Start of Block

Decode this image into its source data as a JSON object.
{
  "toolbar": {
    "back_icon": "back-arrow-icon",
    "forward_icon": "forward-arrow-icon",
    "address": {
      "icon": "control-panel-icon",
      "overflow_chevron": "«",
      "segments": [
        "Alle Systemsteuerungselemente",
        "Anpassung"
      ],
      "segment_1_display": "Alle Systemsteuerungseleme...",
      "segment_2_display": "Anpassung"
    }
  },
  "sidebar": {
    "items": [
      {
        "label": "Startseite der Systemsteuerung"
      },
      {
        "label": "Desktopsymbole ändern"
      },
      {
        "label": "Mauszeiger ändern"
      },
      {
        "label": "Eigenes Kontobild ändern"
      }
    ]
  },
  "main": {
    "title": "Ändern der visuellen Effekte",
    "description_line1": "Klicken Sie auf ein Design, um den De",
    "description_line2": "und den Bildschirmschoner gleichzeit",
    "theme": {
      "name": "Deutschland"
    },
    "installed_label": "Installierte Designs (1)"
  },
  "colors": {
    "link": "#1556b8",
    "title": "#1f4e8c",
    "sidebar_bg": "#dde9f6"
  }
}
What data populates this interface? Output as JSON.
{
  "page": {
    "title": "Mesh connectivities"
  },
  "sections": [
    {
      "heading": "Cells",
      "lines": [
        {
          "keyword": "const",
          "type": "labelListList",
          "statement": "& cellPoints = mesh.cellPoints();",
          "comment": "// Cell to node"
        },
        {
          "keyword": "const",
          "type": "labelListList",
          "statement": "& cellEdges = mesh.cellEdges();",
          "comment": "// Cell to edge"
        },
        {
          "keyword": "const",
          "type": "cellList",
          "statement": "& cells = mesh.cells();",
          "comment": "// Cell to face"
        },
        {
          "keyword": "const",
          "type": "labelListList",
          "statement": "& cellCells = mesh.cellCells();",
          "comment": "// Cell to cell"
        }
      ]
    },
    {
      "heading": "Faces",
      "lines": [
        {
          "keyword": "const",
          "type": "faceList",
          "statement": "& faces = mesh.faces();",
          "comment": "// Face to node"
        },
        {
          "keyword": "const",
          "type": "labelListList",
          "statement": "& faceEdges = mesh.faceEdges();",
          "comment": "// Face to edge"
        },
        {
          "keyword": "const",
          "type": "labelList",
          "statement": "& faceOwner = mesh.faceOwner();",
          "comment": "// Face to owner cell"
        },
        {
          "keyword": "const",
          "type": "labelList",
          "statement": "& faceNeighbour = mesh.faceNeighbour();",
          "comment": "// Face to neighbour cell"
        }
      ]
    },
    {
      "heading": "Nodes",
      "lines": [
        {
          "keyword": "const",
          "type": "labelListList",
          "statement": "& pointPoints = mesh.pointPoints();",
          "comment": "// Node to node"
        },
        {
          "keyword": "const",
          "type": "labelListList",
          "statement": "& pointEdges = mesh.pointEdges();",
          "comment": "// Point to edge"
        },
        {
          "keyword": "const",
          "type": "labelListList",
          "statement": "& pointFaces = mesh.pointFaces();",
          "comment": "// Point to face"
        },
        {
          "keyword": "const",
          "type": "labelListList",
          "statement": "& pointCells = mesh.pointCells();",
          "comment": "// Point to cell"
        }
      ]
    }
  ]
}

End of Block

— Exercise instructions —
Your answer must be every record above, set down exactly as written.

— Task output —
Decode this image into its source data as a JSON object.
{
  "toolbar": {
    "back_icon": "back-arrow-icon",
    "forward_icon": "forward-arrow-icon",
    "address": {
      "icon": "control-panel-icon",
      "overflow_chevron": "«",
      "segments": [
        "Alle Systemsteuerungselemente",
        "Anpassung"
      ],
      "segment_1_display": "Alle Systemsteuerungseleme...",
      "segment_2_display": "Anpassung"
    }
  },
  "sidebar": {
    "items": [
      {
        "label": "Startseite der Systemsteuerung"
      },
      {
        "label": "Desktopsymbole ändern"
      },
      {
        "label": "Mauszeiger ändern"
      },
      {
        "label": "Eigenes Kontobild ändern"
      }
    ]
  },
  "main": {
    "title": "Ändern der visuellen Effekte",
    "description_line1": "Klicken Sie auf ein Design, um den De",
    "description_line2": "und den Bildschirmschoner gleichzeit",
    "theme": {
      "name": "Deutschland"
    },
    "installed_label": "Installierte Designs (1)"
  },
  "colors": {
    "link": "#1556b8",
    "title": "#1f4e8c",
    "sidebar_bg": "#dde9f6"
  }
}
What data populates this interface? Output as JSON.
{
  "page": {
    "title": "Mesh connectivities"
  },
  "sections": [
    {
      "heading": "Cells",
      "lines": [
        {
          "keyword": "const",
          "type": "labelListList",
          "statement": "& cellPoints = mesh.cellPoints();",
          "comment": "// Cell to node"
        },
        {
          "keyword": "const",
          "type": "labelListList",
          "statement": "& cellEdges = mesh.cellEdges();",
          "comment": "// Cell to edge"
        },
        {
          "keyword": "const",
          "type": "cellList",
          "statement": "& cells = mesh.cells();",
          "comment": "// Cell to face"
        },
        {
          "keyword": "const",
          "type": "labelListList",
          "statement": "& cellCells = mesh.cellCells();",
          "comment": "// Cell to cell"
        }
      ]
    },
    {
      "heading": "Faces",
      "lines": [
        {
          "keyword": "const",
          "type": "faceList",
          "statement": "& faces = mesh.faces();",
          "comment": "// Face to node"
        },
        {
          "keyword": "const",
          "type": "labelListList",
          "statement": "& faceEdges = mesh.faceEdges();",
          "comment": "// Face to edge"
        },
        {
          "keyword": "const",
          "type": "labelList",
          "statement": "& faceOwner = mesh.faceOwner();",
          "comment": "// Face to owner cell"
        },
        {
          "keyword": "const",
          "type": "labelList",
          "statement": "& faceNeighbour = mesh.faceNeighbour();",
          "comment": "// Face to neighbour cell"
        }
      ]
    },
    {
      "heading": "Nodes",
      "lines": [
        {
          "keyword": "const",
          "type": "labelListList",
          "statement": "& pointPoints = mesh.pointPoints();",
          "comment": "// Node to node"
        },
        {
          "keyword": "const",
          "type": "labelListList",
          "statement": "& pointEdges = mesh.pointEdges();",
          "comment": "// Point to edge"
        },
        {
          "keyword": "const",
          "type": "labelListList",
          "statement": "& pointFaces = mesh.pointFaces();",
          "comment": "// Point to face"
        },
        {
          "keyword": "const",
          "type": "labelListList",
          "statement": "& pointCells = mesh.pointCells();",
          "comment": "// Point to cell"
        }
      ]
    }
  ]
}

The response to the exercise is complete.